- **Dataset items**
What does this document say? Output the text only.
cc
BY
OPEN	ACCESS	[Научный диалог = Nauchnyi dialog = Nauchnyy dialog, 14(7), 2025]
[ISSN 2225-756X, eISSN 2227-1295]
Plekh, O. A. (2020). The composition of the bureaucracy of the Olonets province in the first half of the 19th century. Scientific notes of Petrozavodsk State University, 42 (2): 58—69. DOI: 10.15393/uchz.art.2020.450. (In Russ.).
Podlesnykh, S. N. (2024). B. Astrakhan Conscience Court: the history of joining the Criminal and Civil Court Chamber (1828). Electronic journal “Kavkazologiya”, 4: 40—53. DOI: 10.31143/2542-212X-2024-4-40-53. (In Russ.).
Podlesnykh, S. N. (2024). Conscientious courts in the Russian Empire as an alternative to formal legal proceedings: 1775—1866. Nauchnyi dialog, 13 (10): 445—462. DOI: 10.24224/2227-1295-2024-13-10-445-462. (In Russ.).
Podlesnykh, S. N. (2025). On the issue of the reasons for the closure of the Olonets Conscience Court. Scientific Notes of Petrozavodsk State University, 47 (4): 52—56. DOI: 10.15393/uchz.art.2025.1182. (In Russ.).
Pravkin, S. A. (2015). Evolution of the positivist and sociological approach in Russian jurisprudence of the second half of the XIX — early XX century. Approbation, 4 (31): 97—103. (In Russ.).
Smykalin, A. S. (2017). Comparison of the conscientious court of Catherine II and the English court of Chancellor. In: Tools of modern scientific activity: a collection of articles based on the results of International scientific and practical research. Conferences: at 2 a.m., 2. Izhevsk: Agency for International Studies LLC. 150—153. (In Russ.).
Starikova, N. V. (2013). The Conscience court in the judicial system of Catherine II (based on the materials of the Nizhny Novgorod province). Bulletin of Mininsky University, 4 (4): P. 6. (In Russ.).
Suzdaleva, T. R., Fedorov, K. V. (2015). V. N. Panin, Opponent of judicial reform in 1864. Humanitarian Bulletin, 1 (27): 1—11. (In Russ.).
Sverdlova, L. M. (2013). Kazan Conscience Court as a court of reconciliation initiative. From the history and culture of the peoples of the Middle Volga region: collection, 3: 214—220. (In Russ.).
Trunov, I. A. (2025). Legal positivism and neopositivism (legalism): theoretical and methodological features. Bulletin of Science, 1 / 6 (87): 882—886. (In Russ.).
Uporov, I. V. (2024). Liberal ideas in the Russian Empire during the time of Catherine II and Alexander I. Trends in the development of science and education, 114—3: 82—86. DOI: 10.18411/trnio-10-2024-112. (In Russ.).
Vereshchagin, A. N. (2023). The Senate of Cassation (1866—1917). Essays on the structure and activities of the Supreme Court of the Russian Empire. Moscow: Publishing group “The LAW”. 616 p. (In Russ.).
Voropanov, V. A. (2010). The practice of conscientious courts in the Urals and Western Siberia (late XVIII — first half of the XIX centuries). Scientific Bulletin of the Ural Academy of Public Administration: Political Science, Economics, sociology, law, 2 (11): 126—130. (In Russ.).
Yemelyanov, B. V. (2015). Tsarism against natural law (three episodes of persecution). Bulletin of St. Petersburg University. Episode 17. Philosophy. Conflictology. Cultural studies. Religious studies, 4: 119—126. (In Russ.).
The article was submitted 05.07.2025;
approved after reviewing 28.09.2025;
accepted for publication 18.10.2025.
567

- **Goal of the exercise**
Report back each line of the entries that holds the string "dialog".

- **Solution to this exercise**
OPEN	ACCESS	[Научный диалог = Nauchnyi dialog = Nauchnyy dialog, 14(7), 2025]
Podlesnykh, S. N. (2024). Conscientious courts in the Russian Empire as an alternative to formal legal proceedings: 1775—1866. Nauchnyi dialog, 13 (10): 445—462. DOI: 10.24224/2227-1295-2024-13-10-445-462. (In Russ.).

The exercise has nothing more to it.